### TASK DESCRIPTION:
Identify the lines that contain the word "interpolated" and copy each one.

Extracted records

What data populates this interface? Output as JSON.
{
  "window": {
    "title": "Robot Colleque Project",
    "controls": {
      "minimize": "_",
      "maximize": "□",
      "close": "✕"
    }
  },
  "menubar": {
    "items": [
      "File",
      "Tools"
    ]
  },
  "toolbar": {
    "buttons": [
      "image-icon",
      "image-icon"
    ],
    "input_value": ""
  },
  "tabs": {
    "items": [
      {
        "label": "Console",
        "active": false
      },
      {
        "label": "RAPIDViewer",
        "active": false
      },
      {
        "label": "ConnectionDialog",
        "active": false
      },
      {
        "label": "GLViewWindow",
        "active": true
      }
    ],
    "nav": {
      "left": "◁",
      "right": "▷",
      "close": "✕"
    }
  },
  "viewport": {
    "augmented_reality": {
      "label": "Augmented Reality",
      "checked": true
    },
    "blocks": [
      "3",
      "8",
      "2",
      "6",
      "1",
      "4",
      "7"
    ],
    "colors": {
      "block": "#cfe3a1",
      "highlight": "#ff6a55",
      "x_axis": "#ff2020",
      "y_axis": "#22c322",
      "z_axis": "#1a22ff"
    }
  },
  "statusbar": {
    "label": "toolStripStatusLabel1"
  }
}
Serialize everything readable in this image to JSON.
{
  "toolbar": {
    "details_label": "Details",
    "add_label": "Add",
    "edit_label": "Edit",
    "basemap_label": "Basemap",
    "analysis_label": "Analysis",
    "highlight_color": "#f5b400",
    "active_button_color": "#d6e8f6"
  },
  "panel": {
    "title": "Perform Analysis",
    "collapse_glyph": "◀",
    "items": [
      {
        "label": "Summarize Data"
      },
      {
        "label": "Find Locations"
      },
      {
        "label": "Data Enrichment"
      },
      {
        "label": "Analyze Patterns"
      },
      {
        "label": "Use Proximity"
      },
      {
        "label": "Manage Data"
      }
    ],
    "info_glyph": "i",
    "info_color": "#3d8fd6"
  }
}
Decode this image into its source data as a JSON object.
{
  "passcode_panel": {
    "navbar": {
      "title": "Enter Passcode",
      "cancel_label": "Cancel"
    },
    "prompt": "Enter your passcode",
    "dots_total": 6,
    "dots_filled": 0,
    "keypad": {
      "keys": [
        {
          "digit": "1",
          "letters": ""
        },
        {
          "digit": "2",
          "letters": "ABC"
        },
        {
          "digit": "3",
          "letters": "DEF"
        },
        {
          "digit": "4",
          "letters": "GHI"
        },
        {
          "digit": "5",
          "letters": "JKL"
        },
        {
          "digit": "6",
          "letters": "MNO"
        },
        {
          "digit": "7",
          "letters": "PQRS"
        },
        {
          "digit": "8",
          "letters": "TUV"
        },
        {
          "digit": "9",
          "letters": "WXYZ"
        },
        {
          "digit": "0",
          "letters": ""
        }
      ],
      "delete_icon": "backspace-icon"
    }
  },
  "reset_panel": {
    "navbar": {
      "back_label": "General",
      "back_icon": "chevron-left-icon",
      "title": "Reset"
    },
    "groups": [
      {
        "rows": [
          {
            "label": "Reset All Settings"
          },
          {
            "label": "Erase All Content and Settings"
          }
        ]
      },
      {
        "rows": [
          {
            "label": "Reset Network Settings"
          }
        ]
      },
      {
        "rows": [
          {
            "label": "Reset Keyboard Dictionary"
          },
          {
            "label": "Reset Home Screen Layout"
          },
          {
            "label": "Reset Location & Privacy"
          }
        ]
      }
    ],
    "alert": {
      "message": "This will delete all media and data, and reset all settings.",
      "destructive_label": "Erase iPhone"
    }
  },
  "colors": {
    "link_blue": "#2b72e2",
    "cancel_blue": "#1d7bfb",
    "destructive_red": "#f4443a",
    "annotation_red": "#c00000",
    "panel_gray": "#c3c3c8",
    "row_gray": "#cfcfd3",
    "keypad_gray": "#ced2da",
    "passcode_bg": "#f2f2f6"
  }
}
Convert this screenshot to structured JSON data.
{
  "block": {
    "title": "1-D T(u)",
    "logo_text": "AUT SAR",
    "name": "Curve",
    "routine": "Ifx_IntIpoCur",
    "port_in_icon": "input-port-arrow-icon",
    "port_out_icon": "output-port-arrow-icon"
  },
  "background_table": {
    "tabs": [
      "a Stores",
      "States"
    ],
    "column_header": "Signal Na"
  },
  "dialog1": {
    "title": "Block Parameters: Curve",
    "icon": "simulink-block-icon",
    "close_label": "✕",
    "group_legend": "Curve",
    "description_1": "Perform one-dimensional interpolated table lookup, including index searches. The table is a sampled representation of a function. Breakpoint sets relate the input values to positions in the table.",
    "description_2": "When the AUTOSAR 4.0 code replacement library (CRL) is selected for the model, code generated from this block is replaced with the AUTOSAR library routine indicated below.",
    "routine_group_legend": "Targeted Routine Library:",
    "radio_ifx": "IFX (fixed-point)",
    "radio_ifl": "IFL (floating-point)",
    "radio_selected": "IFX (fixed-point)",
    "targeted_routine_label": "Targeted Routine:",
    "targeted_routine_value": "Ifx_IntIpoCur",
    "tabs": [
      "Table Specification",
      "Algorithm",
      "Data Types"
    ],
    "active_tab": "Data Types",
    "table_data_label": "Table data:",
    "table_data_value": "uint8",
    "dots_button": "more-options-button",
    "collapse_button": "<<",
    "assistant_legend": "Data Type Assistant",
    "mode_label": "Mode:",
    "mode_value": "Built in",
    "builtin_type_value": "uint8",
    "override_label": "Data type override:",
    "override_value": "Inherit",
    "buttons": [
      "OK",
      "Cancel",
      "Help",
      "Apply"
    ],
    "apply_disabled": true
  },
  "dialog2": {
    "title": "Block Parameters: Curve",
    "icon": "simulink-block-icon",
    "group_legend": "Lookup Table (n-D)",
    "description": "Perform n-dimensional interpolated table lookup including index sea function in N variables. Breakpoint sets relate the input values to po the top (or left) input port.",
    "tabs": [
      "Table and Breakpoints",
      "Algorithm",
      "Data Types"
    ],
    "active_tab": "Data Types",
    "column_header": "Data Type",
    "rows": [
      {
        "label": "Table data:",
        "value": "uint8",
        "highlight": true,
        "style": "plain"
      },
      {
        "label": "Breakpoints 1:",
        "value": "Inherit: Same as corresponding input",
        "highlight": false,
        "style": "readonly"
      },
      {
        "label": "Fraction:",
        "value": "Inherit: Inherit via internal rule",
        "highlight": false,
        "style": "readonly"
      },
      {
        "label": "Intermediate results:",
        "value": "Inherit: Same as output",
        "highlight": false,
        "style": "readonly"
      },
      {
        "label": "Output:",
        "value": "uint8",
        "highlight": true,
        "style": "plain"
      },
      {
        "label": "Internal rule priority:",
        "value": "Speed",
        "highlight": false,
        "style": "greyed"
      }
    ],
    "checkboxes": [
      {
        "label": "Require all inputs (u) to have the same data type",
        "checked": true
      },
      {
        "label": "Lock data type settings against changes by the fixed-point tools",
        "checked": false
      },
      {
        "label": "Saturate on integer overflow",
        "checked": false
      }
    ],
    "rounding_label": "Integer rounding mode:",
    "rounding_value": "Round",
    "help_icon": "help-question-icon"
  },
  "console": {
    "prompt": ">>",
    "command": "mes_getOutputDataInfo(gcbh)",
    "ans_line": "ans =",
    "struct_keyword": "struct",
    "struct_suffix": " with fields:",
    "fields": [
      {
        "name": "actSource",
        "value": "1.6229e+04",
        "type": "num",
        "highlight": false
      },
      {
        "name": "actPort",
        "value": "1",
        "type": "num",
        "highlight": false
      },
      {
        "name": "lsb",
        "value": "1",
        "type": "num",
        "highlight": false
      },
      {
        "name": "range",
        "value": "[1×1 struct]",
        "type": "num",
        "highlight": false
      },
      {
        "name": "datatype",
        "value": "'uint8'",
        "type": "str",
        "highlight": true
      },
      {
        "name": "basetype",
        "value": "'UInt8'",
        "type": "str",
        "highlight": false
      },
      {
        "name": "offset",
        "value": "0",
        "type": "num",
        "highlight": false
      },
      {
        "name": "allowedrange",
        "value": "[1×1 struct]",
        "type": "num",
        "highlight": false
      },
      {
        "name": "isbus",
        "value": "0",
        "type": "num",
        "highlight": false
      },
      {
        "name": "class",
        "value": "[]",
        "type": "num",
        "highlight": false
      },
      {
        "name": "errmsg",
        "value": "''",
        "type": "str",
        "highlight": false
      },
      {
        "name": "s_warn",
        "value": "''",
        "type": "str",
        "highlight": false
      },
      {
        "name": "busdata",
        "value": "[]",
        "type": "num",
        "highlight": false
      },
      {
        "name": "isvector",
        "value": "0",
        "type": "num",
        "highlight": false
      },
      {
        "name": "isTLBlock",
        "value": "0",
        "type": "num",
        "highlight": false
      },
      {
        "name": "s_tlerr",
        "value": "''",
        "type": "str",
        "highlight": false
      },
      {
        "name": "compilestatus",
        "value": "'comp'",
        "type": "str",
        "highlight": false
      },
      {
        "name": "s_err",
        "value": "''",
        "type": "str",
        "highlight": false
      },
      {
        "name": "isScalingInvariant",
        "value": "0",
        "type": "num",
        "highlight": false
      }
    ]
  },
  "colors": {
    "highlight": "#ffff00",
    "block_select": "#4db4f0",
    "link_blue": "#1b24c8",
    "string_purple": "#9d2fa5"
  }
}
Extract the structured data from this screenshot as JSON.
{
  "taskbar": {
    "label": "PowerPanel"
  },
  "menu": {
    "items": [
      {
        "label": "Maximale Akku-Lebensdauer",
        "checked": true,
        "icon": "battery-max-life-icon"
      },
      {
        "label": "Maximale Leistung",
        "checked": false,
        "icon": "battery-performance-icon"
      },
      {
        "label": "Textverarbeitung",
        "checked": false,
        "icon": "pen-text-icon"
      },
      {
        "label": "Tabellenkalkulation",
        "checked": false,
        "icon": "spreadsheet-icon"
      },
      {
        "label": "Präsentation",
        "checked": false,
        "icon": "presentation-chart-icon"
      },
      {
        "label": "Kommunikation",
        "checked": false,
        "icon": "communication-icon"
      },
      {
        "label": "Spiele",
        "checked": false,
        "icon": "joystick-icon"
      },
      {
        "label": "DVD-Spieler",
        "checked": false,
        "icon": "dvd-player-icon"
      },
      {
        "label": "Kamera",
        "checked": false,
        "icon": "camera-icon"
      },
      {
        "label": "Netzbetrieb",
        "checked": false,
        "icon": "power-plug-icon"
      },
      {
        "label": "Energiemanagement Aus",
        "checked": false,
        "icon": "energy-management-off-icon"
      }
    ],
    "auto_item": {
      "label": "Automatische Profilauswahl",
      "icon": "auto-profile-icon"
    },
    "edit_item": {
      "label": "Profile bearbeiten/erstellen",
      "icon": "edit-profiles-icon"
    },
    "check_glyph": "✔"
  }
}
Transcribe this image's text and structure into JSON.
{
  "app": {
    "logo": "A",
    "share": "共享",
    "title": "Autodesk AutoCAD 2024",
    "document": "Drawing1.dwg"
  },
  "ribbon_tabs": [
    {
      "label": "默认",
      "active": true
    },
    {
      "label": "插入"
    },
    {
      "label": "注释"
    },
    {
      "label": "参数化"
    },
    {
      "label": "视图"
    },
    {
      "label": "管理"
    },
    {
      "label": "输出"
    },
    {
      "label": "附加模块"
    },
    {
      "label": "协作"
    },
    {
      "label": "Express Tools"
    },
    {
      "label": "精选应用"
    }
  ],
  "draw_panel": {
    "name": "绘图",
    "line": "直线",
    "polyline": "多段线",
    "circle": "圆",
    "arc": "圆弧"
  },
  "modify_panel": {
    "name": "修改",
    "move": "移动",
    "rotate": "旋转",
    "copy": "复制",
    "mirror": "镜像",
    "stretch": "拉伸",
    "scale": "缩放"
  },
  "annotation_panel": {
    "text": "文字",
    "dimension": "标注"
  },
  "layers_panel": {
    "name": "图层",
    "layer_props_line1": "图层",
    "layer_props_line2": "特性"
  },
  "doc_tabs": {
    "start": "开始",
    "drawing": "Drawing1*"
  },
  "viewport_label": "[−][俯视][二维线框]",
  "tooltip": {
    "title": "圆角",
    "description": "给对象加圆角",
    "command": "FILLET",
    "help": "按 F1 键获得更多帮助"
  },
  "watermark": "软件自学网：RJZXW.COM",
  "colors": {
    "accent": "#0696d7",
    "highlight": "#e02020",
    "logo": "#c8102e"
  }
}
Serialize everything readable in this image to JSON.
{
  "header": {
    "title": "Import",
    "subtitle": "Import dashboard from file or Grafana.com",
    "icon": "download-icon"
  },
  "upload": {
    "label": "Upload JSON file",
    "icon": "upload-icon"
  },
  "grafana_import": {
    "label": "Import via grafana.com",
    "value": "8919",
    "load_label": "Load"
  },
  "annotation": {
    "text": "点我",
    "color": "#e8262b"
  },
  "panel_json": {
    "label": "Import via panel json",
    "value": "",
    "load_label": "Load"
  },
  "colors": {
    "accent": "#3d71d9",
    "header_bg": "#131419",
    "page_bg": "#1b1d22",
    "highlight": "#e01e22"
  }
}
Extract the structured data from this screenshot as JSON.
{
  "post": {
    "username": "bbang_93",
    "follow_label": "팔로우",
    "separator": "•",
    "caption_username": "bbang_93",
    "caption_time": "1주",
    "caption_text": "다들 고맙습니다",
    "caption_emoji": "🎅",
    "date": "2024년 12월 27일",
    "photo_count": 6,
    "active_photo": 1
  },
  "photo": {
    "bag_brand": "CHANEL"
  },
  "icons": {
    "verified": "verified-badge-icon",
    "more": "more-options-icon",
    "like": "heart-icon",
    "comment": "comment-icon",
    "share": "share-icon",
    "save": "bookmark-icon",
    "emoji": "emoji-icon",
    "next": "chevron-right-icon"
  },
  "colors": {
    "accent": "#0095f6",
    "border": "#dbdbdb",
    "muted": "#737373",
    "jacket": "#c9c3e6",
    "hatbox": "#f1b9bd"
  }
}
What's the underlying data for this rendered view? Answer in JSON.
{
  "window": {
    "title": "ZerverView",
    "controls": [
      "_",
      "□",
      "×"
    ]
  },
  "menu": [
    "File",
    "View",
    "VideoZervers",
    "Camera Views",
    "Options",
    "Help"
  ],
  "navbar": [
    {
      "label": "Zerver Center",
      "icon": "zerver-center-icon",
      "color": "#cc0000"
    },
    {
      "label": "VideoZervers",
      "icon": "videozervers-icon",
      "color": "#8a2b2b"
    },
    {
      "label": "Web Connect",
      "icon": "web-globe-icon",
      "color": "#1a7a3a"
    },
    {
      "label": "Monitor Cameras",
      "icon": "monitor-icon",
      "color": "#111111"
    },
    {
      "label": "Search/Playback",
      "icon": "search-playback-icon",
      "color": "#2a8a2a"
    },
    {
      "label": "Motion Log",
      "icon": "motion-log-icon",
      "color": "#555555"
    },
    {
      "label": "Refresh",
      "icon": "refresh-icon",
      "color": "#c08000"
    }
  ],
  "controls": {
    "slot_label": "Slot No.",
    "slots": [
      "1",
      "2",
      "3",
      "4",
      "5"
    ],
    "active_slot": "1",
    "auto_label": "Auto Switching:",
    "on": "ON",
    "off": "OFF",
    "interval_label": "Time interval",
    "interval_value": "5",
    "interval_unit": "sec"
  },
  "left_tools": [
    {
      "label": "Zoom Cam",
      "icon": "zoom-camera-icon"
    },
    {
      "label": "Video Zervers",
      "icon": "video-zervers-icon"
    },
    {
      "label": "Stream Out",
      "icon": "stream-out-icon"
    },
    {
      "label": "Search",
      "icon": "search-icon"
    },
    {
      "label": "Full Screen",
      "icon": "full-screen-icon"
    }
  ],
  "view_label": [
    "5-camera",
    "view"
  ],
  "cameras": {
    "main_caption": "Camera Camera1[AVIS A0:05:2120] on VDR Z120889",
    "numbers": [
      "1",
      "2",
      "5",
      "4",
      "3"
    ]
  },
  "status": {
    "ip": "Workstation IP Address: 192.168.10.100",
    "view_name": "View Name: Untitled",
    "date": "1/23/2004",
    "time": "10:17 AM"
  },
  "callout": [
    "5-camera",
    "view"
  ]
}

### EXPECTED ANSWER:
    "description_1": "Perform one-dimensional interpolated table lookup, including index searches. The table is a sampled representation of a function. Breakpoint sets relate the input values to positions in the table.",
    "description": "Perform n-dimensional interpolated table lookup including index sea function in N variables. Breakpoint sets relate the input values to po the top (or left) input port.",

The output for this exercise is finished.